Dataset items

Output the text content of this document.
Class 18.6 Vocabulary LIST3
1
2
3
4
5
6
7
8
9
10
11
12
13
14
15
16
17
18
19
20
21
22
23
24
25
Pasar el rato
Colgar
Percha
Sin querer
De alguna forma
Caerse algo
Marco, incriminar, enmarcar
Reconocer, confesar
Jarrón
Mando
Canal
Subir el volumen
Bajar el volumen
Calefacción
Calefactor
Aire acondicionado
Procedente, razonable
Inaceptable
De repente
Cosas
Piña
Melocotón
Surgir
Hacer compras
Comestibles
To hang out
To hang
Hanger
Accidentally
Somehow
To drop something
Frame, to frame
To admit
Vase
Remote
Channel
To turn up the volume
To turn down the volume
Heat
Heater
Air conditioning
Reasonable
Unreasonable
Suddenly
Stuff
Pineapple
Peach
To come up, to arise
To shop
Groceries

## Aim of the task
Take the entries above and copy them out exactly.

## Problem solution
Output the text content of this document.
Class 18.6 Vocabulary LIST3
1
2
3
4
5
6
7
8
9
10
11
12
13
14
15
16
17
18
19
20
21
22
23
24
25
Pasar el rato
Colgar
Percha
Sin querer
De alguna forma
Caerse algo
Marco, incriminar, enmarcar
Reconocer, confesar
Jarrón
Mando
Canal
Subir el volumen
Bajar el volumen
Calefacción
Calefactor
Aire acondicionado
Procedente, razonable
Inaceptable
De repente
Cosas
Piña
Melocotón
Surgir
Hacer compras
Comestibles
To hang out
To hang
Hanger
Accidentally
Somehow
To drop something
Frame, to frame
To admit
Vase
Remote
Channel
To turn up the volume
To turn down the volume
Heat
Heater
Air conditioning
Reasonable
Unreasonable
Suddenly
Stuff
Pineapple
Peach
To come up, to arise
To shop
Groceries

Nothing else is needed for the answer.